WRITTEN INSTRUCTION: Count how many lines hold the word "What" and give that number as the whole answer.

>>

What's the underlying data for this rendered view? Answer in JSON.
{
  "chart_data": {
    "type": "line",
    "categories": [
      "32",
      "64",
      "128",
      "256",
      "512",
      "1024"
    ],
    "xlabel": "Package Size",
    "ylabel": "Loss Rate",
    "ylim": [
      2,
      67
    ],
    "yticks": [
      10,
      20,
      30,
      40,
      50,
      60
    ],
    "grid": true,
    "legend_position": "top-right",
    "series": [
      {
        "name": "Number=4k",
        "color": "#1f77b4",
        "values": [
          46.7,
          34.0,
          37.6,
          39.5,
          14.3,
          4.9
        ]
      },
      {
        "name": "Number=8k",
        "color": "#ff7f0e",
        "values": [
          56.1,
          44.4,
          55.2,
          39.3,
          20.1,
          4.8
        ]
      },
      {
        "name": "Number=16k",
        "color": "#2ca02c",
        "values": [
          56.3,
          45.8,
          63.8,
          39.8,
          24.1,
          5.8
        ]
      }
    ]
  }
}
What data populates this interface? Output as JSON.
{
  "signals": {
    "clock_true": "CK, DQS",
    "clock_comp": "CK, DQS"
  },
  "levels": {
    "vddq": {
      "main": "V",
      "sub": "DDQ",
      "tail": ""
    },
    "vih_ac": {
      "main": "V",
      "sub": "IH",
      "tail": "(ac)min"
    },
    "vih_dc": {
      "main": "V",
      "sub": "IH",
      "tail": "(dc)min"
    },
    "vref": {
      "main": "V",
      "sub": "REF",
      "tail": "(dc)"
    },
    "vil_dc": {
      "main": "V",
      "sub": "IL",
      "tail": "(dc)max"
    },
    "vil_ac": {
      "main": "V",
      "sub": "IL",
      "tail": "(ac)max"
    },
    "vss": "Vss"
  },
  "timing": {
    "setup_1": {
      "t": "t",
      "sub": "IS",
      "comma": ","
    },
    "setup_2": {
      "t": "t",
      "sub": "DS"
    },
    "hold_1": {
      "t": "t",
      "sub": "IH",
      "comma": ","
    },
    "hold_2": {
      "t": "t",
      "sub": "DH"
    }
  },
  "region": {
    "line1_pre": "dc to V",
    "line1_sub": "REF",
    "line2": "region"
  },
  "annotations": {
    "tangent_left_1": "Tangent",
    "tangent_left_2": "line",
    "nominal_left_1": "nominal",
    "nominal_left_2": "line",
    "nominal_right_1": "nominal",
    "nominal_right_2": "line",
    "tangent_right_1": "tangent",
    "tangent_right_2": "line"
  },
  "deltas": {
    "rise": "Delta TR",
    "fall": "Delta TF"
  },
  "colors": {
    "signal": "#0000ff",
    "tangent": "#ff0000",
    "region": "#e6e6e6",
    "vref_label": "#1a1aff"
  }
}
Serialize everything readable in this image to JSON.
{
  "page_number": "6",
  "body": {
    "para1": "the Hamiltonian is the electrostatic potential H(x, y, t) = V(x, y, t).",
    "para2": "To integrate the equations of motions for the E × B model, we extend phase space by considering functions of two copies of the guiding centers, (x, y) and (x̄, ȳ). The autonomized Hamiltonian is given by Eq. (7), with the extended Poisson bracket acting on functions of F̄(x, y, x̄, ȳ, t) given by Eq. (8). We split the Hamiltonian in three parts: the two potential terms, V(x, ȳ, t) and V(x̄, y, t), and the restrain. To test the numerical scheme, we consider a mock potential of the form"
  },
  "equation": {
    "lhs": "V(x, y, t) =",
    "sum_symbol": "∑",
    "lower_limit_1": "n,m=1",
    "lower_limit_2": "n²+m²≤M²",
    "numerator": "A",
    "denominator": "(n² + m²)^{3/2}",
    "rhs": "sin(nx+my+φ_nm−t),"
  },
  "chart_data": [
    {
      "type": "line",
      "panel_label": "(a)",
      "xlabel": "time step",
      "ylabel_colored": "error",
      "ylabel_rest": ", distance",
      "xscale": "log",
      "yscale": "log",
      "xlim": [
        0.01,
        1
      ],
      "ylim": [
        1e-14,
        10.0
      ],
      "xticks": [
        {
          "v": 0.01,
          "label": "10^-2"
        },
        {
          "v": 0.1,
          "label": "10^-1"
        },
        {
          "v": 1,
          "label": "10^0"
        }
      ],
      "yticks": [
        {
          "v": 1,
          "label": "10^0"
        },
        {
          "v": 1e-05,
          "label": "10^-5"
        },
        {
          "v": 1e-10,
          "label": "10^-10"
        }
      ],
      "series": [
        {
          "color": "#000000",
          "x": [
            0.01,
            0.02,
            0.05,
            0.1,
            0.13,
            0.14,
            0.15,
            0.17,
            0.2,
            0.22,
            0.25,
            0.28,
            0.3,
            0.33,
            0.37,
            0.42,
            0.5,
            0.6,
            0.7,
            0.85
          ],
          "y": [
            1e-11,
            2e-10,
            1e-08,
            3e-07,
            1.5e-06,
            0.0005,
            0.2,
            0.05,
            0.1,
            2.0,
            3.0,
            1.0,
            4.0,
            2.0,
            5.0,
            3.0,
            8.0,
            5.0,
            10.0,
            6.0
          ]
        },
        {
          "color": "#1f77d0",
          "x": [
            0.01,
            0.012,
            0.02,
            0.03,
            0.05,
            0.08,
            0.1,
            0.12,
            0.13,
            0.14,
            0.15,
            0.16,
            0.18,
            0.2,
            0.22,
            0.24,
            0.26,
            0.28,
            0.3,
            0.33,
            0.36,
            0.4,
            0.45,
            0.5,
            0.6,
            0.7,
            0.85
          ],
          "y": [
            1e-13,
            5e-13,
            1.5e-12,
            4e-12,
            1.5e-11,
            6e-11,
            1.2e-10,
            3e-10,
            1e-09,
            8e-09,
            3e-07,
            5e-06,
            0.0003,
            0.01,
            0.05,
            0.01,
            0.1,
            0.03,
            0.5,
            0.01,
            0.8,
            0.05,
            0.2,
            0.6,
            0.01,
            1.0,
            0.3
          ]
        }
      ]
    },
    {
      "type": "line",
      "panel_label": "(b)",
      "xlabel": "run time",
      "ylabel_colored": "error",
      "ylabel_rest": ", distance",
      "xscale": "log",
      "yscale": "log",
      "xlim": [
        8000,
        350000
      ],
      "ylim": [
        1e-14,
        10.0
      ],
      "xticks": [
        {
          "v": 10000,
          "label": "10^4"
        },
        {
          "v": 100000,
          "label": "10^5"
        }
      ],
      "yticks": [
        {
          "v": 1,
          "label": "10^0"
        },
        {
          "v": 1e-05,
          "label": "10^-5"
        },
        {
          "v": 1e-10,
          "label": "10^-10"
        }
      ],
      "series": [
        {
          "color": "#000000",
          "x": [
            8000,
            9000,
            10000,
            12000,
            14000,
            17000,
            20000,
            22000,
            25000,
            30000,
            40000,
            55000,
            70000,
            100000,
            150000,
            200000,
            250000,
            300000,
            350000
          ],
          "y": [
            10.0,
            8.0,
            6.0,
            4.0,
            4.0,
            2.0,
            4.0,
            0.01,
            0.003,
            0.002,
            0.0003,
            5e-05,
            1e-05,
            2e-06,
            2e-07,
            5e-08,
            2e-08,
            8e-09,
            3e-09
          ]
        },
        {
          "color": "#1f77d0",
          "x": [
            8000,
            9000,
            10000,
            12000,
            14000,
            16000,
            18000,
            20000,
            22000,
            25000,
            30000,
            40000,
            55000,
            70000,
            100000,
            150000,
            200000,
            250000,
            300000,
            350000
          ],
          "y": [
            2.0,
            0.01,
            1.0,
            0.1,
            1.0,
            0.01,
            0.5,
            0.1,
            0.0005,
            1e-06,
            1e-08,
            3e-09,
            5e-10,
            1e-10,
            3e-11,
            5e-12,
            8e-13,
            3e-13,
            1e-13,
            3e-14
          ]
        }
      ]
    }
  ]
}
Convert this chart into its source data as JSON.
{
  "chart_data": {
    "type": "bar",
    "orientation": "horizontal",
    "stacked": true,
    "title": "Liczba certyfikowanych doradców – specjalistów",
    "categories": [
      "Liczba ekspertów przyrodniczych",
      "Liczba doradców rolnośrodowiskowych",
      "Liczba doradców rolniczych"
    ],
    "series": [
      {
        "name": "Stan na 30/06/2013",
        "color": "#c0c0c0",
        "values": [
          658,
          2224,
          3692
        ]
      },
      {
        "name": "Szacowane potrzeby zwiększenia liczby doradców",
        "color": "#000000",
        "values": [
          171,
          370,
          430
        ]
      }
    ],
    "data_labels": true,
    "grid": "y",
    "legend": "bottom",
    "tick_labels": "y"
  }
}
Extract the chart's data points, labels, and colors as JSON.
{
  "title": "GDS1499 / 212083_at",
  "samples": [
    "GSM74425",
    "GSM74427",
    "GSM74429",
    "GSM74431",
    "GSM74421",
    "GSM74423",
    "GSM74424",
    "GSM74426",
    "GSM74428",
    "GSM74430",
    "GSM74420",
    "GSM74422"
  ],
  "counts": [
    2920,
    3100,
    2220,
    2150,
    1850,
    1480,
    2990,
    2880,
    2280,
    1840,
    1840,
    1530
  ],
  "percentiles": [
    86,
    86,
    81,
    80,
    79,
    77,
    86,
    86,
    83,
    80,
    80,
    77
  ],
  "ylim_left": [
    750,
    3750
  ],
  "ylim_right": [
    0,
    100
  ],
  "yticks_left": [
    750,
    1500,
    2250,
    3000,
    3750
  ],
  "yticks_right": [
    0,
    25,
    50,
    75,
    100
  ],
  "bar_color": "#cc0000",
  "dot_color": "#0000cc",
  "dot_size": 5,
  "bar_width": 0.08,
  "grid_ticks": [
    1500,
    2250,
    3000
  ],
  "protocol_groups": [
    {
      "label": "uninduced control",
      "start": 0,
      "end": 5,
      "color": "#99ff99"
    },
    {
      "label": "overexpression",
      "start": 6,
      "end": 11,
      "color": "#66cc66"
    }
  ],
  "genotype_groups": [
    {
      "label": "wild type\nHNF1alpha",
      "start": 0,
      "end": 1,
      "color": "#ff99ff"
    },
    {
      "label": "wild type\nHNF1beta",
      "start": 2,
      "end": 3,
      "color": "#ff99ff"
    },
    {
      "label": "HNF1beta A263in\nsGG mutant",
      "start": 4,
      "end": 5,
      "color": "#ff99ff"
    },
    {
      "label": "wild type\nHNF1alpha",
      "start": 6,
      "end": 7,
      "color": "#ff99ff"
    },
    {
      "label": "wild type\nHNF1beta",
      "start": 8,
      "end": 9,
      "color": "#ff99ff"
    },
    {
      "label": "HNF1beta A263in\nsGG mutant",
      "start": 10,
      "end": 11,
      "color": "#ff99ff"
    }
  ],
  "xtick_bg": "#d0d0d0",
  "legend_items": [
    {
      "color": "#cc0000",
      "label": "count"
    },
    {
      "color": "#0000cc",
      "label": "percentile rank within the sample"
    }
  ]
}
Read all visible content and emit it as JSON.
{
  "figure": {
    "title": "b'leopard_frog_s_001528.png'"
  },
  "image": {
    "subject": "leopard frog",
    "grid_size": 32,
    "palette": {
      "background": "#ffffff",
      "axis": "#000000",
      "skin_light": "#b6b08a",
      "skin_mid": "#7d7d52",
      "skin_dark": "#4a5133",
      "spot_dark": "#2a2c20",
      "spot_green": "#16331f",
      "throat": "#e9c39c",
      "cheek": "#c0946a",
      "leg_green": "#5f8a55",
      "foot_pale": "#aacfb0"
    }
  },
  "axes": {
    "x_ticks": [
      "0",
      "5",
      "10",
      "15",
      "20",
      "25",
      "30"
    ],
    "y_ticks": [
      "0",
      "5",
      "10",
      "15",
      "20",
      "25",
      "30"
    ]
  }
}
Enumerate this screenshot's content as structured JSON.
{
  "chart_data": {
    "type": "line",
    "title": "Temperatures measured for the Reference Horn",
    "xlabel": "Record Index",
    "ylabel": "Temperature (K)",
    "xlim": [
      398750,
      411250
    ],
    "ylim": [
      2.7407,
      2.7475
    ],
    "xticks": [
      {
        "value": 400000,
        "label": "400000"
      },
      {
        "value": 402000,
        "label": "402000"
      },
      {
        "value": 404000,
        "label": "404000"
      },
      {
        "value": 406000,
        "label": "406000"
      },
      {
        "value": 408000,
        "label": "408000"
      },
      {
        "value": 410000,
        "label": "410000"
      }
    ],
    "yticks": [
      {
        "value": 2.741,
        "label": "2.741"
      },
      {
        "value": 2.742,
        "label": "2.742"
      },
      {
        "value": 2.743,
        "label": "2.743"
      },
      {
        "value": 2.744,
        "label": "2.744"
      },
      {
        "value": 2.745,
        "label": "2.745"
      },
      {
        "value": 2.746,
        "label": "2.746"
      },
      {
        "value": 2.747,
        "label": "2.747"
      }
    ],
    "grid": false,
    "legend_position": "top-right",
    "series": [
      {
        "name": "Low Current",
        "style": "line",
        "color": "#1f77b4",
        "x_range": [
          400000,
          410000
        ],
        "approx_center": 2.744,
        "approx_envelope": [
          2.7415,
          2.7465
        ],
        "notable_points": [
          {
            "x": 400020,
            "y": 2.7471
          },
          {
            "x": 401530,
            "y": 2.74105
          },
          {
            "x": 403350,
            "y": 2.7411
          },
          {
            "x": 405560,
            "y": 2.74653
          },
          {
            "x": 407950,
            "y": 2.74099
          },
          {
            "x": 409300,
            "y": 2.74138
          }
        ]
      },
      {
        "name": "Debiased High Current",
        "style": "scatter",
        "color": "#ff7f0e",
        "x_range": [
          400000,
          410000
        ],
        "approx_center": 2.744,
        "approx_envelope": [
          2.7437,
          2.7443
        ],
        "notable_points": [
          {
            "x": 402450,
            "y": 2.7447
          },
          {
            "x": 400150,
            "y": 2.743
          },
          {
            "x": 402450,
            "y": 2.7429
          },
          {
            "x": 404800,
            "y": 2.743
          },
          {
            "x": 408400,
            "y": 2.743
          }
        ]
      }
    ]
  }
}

<<

CORRECT RESULT: 2